_DATA IN THIS EXERCISE_
►

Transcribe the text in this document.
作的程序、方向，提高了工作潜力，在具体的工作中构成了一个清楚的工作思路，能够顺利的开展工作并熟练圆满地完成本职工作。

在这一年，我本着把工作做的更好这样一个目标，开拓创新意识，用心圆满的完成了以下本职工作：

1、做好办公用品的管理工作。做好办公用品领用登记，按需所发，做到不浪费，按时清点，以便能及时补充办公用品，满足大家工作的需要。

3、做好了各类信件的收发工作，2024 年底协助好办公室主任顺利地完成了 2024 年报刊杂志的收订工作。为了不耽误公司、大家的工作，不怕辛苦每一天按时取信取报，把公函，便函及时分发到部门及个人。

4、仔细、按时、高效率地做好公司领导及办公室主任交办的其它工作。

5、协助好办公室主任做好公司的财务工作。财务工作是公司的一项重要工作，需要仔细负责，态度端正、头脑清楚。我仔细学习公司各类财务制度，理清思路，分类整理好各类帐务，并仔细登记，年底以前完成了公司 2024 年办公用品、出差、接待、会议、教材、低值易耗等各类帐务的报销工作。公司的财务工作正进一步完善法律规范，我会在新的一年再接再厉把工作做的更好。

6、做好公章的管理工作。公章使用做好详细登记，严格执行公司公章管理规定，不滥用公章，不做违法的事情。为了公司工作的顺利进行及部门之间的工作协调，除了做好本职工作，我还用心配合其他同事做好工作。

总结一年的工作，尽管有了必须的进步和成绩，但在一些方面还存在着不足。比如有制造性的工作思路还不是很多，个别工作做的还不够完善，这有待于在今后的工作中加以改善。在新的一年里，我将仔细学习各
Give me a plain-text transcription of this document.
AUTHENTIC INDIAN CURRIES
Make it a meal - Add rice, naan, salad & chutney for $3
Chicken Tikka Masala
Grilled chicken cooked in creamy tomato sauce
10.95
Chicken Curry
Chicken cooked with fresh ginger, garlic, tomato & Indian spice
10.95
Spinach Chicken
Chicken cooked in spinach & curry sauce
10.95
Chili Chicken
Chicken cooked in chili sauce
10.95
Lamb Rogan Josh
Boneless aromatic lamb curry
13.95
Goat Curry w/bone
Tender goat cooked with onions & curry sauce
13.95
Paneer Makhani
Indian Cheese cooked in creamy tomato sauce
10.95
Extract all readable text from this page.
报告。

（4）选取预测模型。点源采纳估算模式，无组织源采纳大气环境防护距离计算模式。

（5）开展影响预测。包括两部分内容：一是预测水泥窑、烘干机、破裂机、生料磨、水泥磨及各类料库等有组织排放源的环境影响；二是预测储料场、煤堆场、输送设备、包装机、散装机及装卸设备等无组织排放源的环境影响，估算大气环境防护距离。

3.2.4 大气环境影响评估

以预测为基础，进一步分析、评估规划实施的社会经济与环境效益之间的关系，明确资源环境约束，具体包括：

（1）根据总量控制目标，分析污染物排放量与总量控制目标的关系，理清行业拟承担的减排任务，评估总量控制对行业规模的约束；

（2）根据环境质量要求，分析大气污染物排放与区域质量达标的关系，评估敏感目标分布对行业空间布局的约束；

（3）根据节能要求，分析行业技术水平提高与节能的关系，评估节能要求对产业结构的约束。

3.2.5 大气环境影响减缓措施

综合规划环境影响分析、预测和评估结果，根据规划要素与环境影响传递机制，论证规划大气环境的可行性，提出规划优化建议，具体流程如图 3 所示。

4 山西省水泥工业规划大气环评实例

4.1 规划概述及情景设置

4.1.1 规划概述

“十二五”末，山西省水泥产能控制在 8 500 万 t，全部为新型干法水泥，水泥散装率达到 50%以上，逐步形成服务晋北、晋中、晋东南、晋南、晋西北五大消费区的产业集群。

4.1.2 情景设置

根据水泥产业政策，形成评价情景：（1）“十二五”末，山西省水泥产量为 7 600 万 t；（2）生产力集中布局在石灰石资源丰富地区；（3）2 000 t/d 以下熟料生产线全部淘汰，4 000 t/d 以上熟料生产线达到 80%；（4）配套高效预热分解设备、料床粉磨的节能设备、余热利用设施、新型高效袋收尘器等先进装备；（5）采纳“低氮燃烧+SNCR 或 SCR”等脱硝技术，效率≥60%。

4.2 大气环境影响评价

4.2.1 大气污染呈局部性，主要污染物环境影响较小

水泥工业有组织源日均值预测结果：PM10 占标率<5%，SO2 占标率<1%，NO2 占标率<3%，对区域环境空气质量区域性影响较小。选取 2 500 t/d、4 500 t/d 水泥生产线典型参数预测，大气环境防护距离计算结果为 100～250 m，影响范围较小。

◄

_OBJECTIVE_
Take the entries above and transcribe them exactly.

_SOLUTION TO THIS EXERCISE_
Transcribe the text in this document.
作的程序、方向，提高了工作潜力，在具体的工作中构成了一个清楚的工作思路，能够顺利的开展工作并熟练圆满地完成本职工作。

在这一年，我本着把工作做的更好这样一个目标，开拓创新意识，用心圆满的完成了以下本职工作：

1、做好办公用品的管理工作。做好办公用品领用登记，按需所发，做到不浪费，按时清点，以便能及时补充办公用品，满足大家工作的需要。

3、做好了各类信件的收发工作，2024 年底协助好办公室主任顺利地完成了 2024 年报刊杂志的收订工作。为了不耽误公司、大家的工作，不怕辛苦每一天按时取信取报，把公函，便函及时分发到部门及个人。

4、仔细、按时、高效率地做好公司领导及办公室主任交办的其它工作。

5、协助好办公室主任做好公司的财务工作。财务工作是公司的一项重要工作，需要仔细负责，态度端正、头脑清楚。我仔细学习公司各类财务制度，理清思路，分类整理好各类帐务，并仔细登记，年底以前完成了公司 2024 年办公用品、出差、接待、会议、教材、低值易耗等各类帐务的报销工作。公司的财务工作正进一步完善法律规范，我会在新的一年再接再厉把工作做的更好。

6、做好公章的管理工作。公章使用做好详细登记，严格执行公司公章管理规定，不滥用公章，不做违法的事情。为了公司工作的顺利进行及部门之间的工作协调，除了做好本职工作，我还用心配合其他同事做好工作。

总结一年的工作，尽管有了必须的进步和成绩，但在一些方面还存在着不足。比如有制造性的工作思路还不是很多，个别工作做的还不够完善，这有待于在今后的工作中加以改善。在新的一年里，我将仔细学习各
Give me a plain-text transcription of this document.
AUTHENTIC INDIAN CURRIES
Make it a meal - Add rice, naan, salad & chutney for $3
Chicken Tikka Masala
Grilled chicken cooked in creamy tomato sauce
10.95
Chicken Curry
Chicken cooked with fresh ginger, garlic, tomato & Indian spice
10.95
Spinach Chicken
Chicken cooked in spinach & curry sauce
10.95
Chili Chicken
Chicken cooked in chili sauce
10.95
Lamb Rogan Josh
Boneless aromatic lamb curry
13.95
Goat Curry w/bone
Tender goat cooked with onions & curry sauce
13.95
Paneer Makhani
Indian Cheese cooked in creamy tomato sauce
10.95
Extract all readable text from this page.
报告。

（4）选取预测模型。点源采纳估算模式，无组织源采纳大气环境防护距离计算模式。

（5）开展影响预测。包括两部分内容：一是预测水泥窑、烘干机、破裂机、生料磨、水泥磨及各类料库等有组织排放源的环境影响；二是预测储料场、煤堆场、输送设备、包装机、散装机及装卸设备等无组织排放源的环境影响，估算大气环境防护距离。

3.2.4 大气环境影响评估

以预测为基础，进一步分析、评估规划实施的社会经济与环境效益之间的关系，明确资源环境约束，具体包括：

（1）根据总量控制目标，分析污染物排放量与总量控制目标的关系，理清行业拟承担的减排任务，评估总量控制对行业规模的约束；

（2）根据环境质量要求，分析大气污染物排放与区域质量达标的关系，评估敏感目标分布对行业空间布局的约束；

（3）根据节能要求，分析行业技术水平提高与节能的关系，评估节能要求对产业结构的约束。

3.2.5 大气环境影响减缓措施

综合规划环境影响分析、预测和评估结果，根据规划要素与环境影响传递机制，论证规划大气环境的可行性，提出规划优化建议，具体流程如图 3 所示。

4 山西省水泥工业规划大气环评实例

4.1 规划概述及情景设置

4.1.1 规划概述

“十二五”末，山西省水泥产能控制在 8 500 万 t，全部为新型干法水泥，水泥散装率达到 50%以上，逐步形成服务晋北、晋中、晋东南、晋南、晋西北五大消费区的产业集群。

4.1.2 情景设置

根据水泥产业政策，形成评价情景：（1）“十二五”末，山西省水泥产量为 7 600 万 t；（2）生产力集中布局在石灰石资源丰富地区；（3）2 000 t/d 以下熟料生产线全部淘汰，4 000 t/d 以上熟料生产线达到 80%；（4）配套高效预热分解设备、料床粉磨的节能设备、余热利用设施、新型高效袋收尘器等先进装备；（5）采纳“低氮燃烧+SNCR 或 SCR”等脱硝技术，效率≥60%。

4.2 大气环境影响评价

4.2.1 大气污染呈局部性，主要污染物环境影响较小

水泥工业有组织源日均值预测结果：PM10 占标率<5%，SO2 占标率<1%，NO2 占标率<3%，对区域环境空气质量区域性影响较小。选取 2 500 t/d、4 500 t/d 水泥生产线典型参数预测，大气环境防护距离计算结果为 100～250 m，影响范围较小。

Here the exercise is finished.